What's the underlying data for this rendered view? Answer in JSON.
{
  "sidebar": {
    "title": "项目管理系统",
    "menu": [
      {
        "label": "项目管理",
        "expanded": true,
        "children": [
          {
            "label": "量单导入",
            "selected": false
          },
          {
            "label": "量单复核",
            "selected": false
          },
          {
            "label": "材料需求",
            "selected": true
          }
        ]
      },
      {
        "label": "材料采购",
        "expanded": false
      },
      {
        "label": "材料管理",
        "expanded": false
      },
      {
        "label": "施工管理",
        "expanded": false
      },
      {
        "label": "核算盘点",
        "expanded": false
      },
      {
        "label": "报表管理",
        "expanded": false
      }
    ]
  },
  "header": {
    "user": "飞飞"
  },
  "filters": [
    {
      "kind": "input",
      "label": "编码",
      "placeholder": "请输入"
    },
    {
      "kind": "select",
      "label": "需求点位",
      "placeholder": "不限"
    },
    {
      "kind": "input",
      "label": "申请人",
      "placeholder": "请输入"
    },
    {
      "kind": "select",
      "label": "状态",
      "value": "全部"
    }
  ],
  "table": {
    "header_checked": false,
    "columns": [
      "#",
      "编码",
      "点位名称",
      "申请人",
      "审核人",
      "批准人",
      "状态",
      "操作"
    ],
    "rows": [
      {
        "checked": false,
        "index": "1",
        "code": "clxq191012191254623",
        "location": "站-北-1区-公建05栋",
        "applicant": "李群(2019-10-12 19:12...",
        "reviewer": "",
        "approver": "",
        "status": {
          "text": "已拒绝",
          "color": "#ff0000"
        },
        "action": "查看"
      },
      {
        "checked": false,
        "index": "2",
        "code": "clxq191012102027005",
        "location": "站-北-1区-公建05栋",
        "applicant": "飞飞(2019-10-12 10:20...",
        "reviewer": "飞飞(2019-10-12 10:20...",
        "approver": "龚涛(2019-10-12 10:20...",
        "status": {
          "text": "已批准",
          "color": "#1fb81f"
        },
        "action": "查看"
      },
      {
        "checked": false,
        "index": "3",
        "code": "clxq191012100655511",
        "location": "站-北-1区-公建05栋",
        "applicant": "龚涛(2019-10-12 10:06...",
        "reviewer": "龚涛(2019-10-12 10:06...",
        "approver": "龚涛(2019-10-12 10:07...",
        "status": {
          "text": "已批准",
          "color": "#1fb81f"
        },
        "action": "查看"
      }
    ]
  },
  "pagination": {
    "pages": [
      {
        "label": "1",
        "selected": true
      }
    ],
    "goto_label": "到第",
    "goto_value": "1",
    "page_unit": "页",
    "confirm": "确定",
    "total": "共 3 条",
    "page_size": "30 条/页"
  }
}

- - -

* Task prompt
Copy the material above back out, exactly as written.

* Result below
What's the underlying data for this rendered view? Answer in JSON.
{
  "sidebar": {
    "title": "项目管理系统",
    "menu": [
      {
        "label": "项目管理",
        "expanded": true,
        "children": [
          {
            "label": "量单导入",
            "selected": false
          },
          {
            "label": "量单复核",
            "selected": false
          },
          {
            "label": "材料需求",
            "selected": true
          }
        ]
      },
      {
        "label": "材料采购",
        "expanded": false
      },
      {
        "label": "材料管理",
        "expanded": false
      },
      {
        "label": "施工管理",
        "expanded": false
      },
      {
        "label": "核算盘点",
        "expanded": false
      },
      {
        "label": "报表管理",
        "expanded": false
      }
    ]
  },
  "header": {
    "user": "飞飞"
  },
  "filters": [
    {
      "kind": "input",
      "label": "编码",
      "placeholder": "请输入"
    },
    {
      "kind": "select",
      "label": "需求点位",
      "placeholder": "不限"
    },
    {
      "kind": "input",
      "label": "申请人",
      "placeholder": "请输入"
    },
    {
      "kind": "select",
      "label": "状态",
      "value": "全部"
    }
  ],
  "table": {
    "header_checked": false,
    "columns": [
      "#",
      "编码",
      "点位名称",
      "申请人",
      "审核人",
      "批准人",
      "状态",
      "操作"
    ],
    "rows": [
      {
        "checked": false,
        "index": "1",
        "code": "clxq191012191254623",
        "location": "站-北-1区-公建05栋",
        "applicant": "李群(2019-10-12 19:12...",
        "reviewer": "",
        "approver": "",
        "status": {
          "text": "已拒绝",
          "color": "#ff0000"
        },
        "action": "查看"
      },
      {
        "checked": false,
        "index": "2",
        "code": "clxq191012102027005",
        "location": "站-北-1区-公建05栋",
        "applicant": "飞飞(2019-10-12 10:20...",
        "reviewer": "飞飞(2019-10-12 10:20...",
        "approver": "龚涛(2019-10-12 10:20...",
        "status": {
          "text": "已批准",
          "color": "#1fb81f"
        },
        "action": "查看"
      },
      {
        "checked": false,
        "index": "3",
        "code": "clxq191012100655511",
        "location": "站-北-1区-公建05栋",
        "applicant": "龚涛(2019-10-12 10:06...",
        "reviewer": "龚涛(2019-10-12 10:06...",
        "approver": "龚涛(2019-10-12 10:07...",
        "status": {
          "text": "已批准",
          "color": "#1fb81f"
        },
        "action": "查看"
      }
    ]
  },
  "pagination": {
    "pages": [
      {
        "label": "1",
        "selected": true
      }
    ],
    "goto_label": "到第",
    "goto_value": "1",
    "page_unit": "页",
    "confirm": "确定",
    "total": "共 3 条",
    "page_size": "30 条/页"
  }
}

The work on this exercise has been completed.